* START ROWS *

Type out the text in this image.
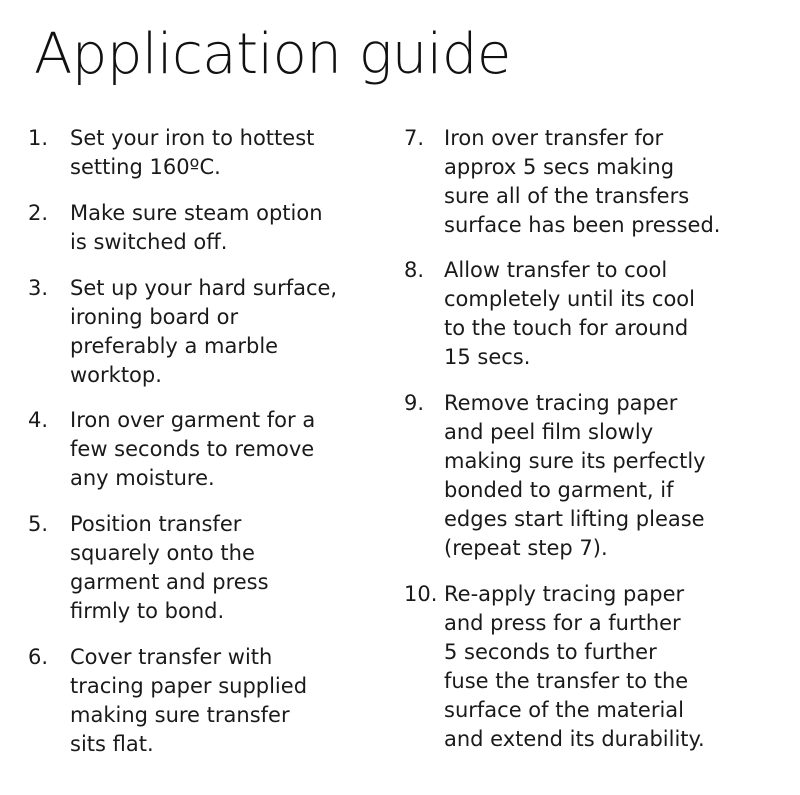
Application guide
1.	Set your iron to hottest
setting 160ºC.
2.	Make sure steam option
is switched off.
3.	Set up your hard surface,
ironing board or
preferably a marble
worktop.
4.	Iron over garment for a
few seconds to remove
any moisture.
5.	Position transfer
squarely onto the
garment and press
firmly to bond.
6.	Cover transfer with
tracing paper supplied
making sure transfer
sits flat.
7. Iron over transfer for
approx 5 secs making
sure all of the transfers
surface has been pressed.
8. Allow transfer to cool
completely until its cool
to the touch for around
15 secs.
9. Remove tracing paper
and peel film slowly
making sure its perfectly
bonded to garment, if
edges start lifting please
(repeat step 7).
10. Re-apply tracing paper
and press for a further
5 seconds to further
fuse the transfer to the
surface of the material
and extend its durability.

* END ROWS *

§ **JOB**: Repeat the records word for word. Any picture in them should be left out.

§ **FULL SOLUTION**:
Type out the text in this image.
Application guide
1.	Set your iron to hottest
setting 160ºC.
2.	Make sure steam option
is switched off.
3.	Set up your hard surface,
ironing board or
preferably a marble
worktop.
4.	Iron over garment for a
few seconds to remove
any moisture.
5.	Position transfer
squarely onto the
garment and press
firmly to bond.
6.	Cover transfer with
tracing paper supplied
making sure transfer
sits flat.
7. Iron over transfer for
approx 5 secs making
sure all of the transfers
surface has been pressed.
8. Allow transfer to cool
completely until its cool
to the touch for around
15 secs.
9. Remove tracing paper
and peel film slowly
making sure its perfectly
bonded to garment, if
edges start lifting please
(repeat step 7).
10. Re-apply tracing paper
and press for a further
5 seconds to further
fuse the transfer to the
surface of the material
and extend its durability.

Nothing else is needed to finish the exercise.